[WORK TO COMPLETE] Write out each entry, exactly the way it appears.

(Some records)
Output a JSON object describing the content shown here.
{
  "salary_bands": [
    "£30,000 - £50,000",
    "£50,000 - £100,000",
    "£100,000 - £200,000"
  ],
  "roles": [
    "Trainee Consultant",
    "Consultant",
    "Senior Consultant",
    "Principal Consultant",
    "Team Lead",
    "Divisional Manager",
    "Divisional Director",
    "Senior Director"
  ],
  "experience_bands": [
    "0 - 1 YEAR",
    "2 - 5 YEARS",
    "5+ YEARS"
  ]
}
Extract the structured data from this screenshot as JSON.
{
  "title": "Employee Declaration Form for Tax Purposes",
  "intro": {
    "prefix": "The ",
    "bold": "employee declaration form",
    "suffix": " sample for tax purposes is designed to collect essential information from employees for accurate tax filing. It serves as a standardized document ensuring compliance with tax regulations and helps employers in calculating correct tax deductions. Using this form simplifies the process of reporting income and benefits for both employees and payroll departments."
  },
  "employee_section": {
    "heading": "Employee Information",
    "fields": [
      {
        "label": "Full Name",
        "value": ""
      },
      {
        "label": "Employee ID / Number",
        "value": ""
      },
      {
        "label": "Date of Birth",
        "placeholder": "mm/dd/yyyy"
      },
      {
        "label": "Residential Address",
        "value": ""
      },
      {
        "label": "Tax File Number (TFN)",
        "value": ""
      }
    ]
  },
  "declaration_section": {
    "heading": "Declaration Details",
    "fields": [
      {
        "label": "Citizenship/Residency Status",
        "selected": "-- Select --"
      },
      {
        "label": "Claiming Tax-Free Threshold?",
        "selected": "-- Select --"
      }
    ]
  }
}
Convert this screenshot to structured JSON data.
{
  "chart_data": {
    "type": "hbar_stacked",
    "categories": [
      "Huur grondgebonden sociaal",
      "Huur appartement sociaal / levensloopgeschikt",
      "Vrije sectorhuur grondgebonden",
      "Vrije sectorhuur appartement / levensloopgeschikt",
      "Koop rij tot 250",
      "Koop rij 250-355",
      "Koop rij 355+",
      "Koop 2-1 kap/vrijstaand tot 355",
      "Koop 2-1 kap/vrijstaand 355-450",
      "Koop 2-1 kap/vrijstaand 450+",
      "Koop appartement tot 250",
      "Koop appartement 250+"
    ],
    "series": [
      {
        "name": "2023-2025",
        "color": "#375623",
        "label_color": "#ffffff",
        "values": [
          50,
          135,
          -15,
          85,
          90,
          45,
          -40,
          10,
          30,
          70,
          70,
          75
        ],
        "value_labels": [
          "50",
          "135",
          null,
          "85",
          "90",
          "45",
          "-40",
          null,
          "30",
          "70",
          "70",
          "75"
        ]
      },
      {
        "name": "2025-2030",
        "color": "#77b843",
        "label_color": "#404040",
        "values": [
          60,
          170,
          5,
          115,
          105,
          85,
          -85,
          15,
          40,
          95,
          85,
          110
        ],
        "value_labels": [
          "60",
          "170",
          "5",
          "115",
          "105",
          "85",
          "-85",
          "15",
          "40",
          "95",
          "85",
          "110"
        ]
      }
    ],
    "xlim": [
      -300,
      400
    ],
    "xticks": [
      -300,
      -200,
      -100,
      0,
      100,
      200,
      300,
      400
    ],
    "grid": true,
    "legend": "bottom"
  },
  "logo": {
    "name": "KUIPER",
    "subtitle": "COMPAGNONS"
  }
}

[EXERCISE SOLUTION]
Output a JSON object describing the content shown here.
{
  "salary_bands": [
    "£30,000 - £50,000",
    "£50,000 - £100,000",
    "£100,000 - £200,000"
  ],
  "roles": [
    "Trainee Consultant",
    "Consultant",
    "Senior Consultant",
    "Principal Consultant",
    "Team Lead",
    "Divisional Manager",
    "Divisional Director",
    "Senior Director"
  ],
  "experience_bands": [
    "0 - 1 YEAR",
    "2 - 5 YEARS",
    "5+ YEARS"
  ]
}
Extract the structured data from this screenshot as JSON.
{
  "title": "Employee Declaration Form for Tax Purposes",
  "intro": {
    "prefix": "The ",
    "bold": "employee declaration form",
    "suffix": " sample for tax purposes is designed to collect essential information from employees for accurate tax filing. It serves as a standardized document ensuring compliance with tax regulations and helps employers in calculating correct tax deductions. Using this form simplifies the process of reporting income and benefits for both employees and payroll departments."
  },
  "employee_section": {
    "heading": "Employee Information",
    "fields": [
      {
        "label": "Full Name",
        "value": ""
      },
      {
        "label": "Employee ID / Number",
        "value": ""
      },
      {
        "label": "Date of Birth",
        "placeholder": "mm/dd/yyyy"
      },
      {
        "label": "Residential Address",
        "value": ""
      },
      {
        "label": "Tax File Number (TFN)",
        "value": ""
      }
    ]
  },
  "declaration_section": {
    "heading": "Declaration Details",
    "fields": [
      {
        "label": "Citizenship/Residency Status",
        "selected": "-- Select --"
      },
      {
        "label": "Claiming Tax-Free Threshold?",
        "selected": "-- Select --"
      }
    ]
  }
}
Convert this screenshot to structured JSON data.
{
  "chart_data": {
    "type": "hbar_stacked",
    "categories": [
      "Huur grondgebonden sociaal",
      "Huur appartement sociaal / levensloopgeschikt",
      "Vrije sectorhuur grondgebonden",
      "Vrije sectorhuur appartement / levensloopgeschikt",
      "Koop rij tot 250",
      "Koop rij 250-355",
      "Koop rij 355+",
      "Koop 2-1 kap/vrijstaand tot 355",
      "Koop 2-1 kap/vrijstaand 355-450",
      "Koop 2-1 kap/vrijstaand 450+",
      "Koop appartement tot 250",
      "Koop appartement 250+"
    ],
    "series": [
      {
        "name": "2023-2025",
        "color": "#375623",
        "label_color": "#ffffff",
        "values": [
          50,
          135,
          -15,
          85,
          90,
          45,
          -40,
          10,
          30,
          70,
          70,
          75
        ],
        "value_labels": [
          "50",
          "135",
          null,
          "85",
          "90",
          "45",
          "-40",
          null,
          "30",
          "70",
          "70",
          "75"
        ]
      },
      {
        "name": "2025-2030",
        "color": "#77b843",
        "label_color": "#404040",
        "values": [
          60,
          170,
          5,
          115,
          105,
          85,
          -85,
          15,
          40,
          95,
          85,
          110
        ],
        "value_labels": [
          "60",
          "170",
          "5",
          "115",
          "105",
          "85",
          "-85",
          "15",
          "40",
          "95",
          "85",
          "110"
        ]
      }
    ],
    "xlim": [
      -300,
      400
    ],
    "xticks": [
      -300,
      -200,
      -100,
      0,
      100,
      200,
      300,
      400
    ],
    "grid": true,
    "legend": "bottom"
  },
  "logo": {
    "name": "KUIPER",
    "subtitle": "COMPAGNONS"
  }
}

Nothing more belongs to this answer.